Listed entries —
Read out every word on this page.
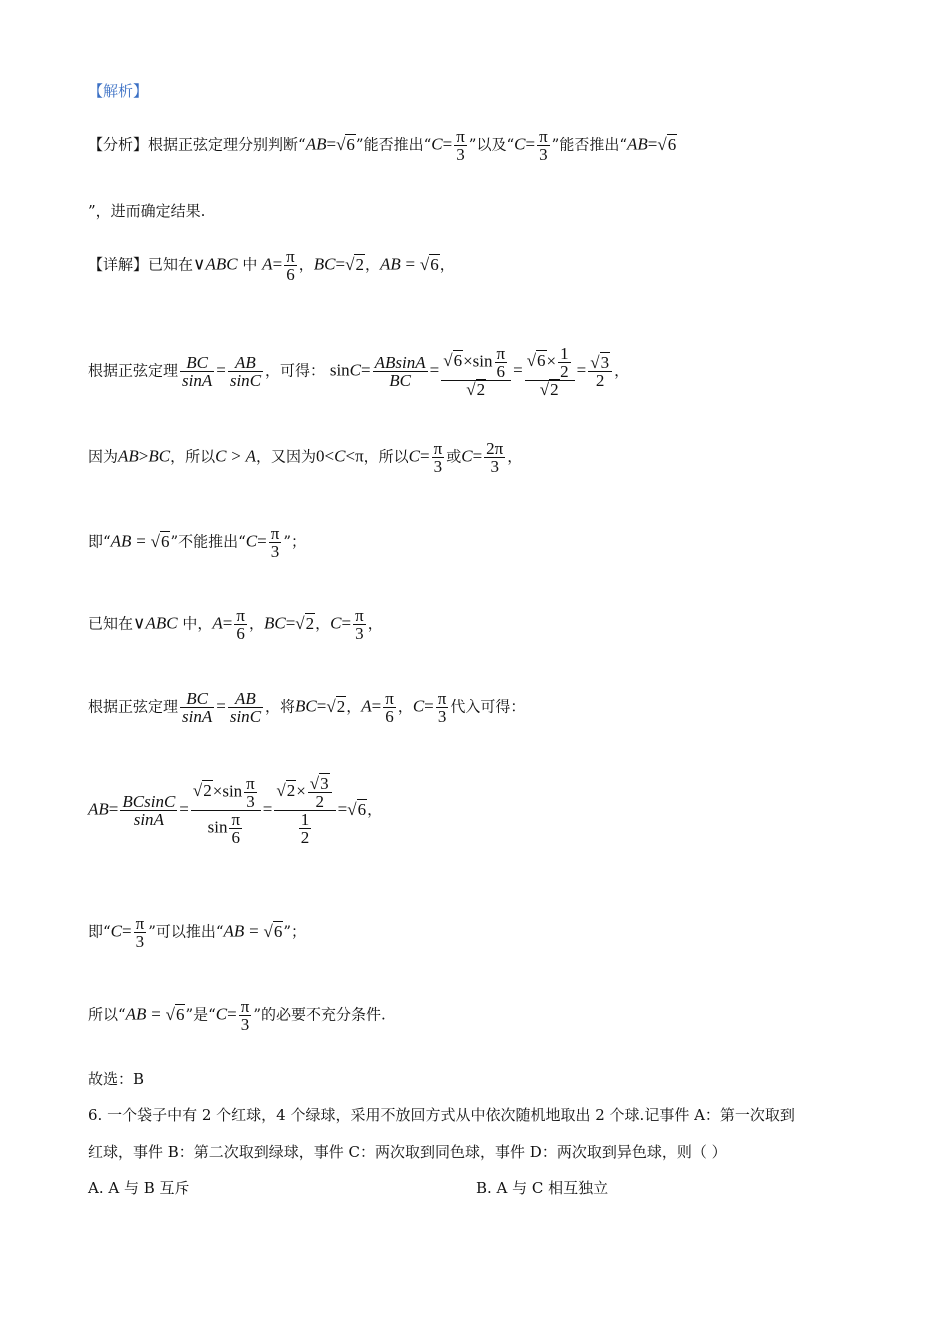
【解析】
【分析】根据正弦定理分别判断“AB=√6”能否推出“$C= \frac{\pi}{3}$ ”以及“$C= \frac{\pi}{3}$ ”能否推出“AB=√6
”，进而确定结果.
【详解】已知在∨ABC 中 $A= \frac{\pi}{6}$ ，BC=√2，AB = √6，
根据正弦定理 $\frac{BC}{\sin A} = \frac{AB}{\sin C}$ ，可得： $\sin C= \frac{ABsinA}{BC} = \frac{√6\times\sin \frac{\pi}{6}}{√2} = \frac{√6\times \frac{1}{2}}{√2} = \frac{√3}{2}$ ，
因为AB>BC，所以C > A，又因为0<C<π，所以$C= \frac{\pi}{3}$ 或$C= \frac{2\pi}{3}$ ，
即“AB = √6”不能推出“$C= \frac{\pi}{3}$ ”；
已知在∨ABC 中，$A= \frac{\pi}{6}$ ，BC=√2，$C= \frac{\pi}{3}$ ，
根据正弦定理 $\frac{BC}{\sin A} = \frac{AB}{\sin C}$ ，将BC=√2，$A= \frac{\pi}{6}$ ，$C= \frac{\pi}{3}$ 代入可得：
$AB= \frac{BCsinC}{\sin A} = \frac{√2\times\sin \frac{\pi}{3}}{\sin \frac{\pi}{6}} = \frac{√2\times \frac{√3}{2}}{\frac{1}{2}} =√6$，
即“$C= \frac{\pi}{3}$ ”可以推出“AB = √6”；
所以“AB = √6”是“$C= \frac{\pi}{3}$ ”的必要不充分条件.
故选：B
6. 一个袋子中有 2 个红球，4 个绿球，采用不放回方式从中依次随机地取出 2 个球.记事件 A：第一次取到
红球，事件 B：第二次取到绿球，事件 C：两次取到同色球，事件 D：两次取到异色球，则（ ）
A. A 与 B 互斥	B. A 与 C 相互独立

The request — Say how many lines of the data include the word "times". Respond with the number alone.

Right answer — 2